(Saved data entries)
::::::::

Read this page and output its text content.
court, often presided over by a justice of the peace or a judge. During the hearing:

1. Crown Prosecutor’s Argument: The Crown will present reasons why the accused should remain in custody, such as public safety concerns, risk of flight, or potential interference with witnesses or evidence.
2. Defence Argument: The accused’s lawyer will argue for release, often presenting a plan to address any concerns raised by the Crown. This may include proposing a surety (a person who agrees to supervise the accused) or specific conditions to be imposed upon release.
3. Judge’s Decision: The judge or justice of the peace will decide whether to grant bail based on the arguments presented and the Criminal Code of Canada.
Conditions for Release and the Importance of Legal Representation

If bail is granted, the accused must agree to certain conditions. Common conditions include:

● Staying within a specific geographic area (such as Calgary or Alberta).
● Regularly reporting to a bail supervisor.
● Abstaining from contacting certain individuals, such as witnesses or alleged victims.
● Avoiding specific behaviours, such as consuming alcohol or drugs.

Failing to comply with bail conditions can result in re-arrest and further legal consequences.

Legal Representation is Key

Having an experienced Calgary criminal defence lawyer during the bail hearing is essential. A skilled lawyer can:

::::::::

Reproduce the listing shown above in its entirety, exactly.

Read this page and output its text content.
court, often presided over by a justice of the peace or a judge. During the hearing:

1. Crown Prosecutor’s Argument: The Crown will present reasons why the accused should remain in custody, such as public safety concerns, risk of flight, or potential interference with witnesses or evidence.
2. Defence Argument: The accused’s lawyer will argue for release, often presenting a plan to address any concerns raised by the Crown. This may include proposing a surety (a person who agrees to supervise the accused) or specific conditions to be imposed upon release.
3. Judge’s Decision: The judge or justice of the peace will decide whether to grant bail based on the arguments presented and the Criminal Code of Canada.
Conditions for Release and the Importance of Legal Representation

If bail is granted, the accused must agree to certain conditions. Common conditions include:

● Staying within a specific geographic area (such as Calgary or Alberta).
● Regularly reporting to a bail supervisor.
● Abstaining from contacting certain individuals, such as witnesses or alleged victims.
● Avoiding specific behaviours, such as consuming alcohol or drugs.

Failing to comply with bail conditions can result in re-arrest and further legal consequences.

Legal Representation is Key

Having an experienced Calgary criminal defence lawyer during the bail hearing is essential. A skilled lawyer can:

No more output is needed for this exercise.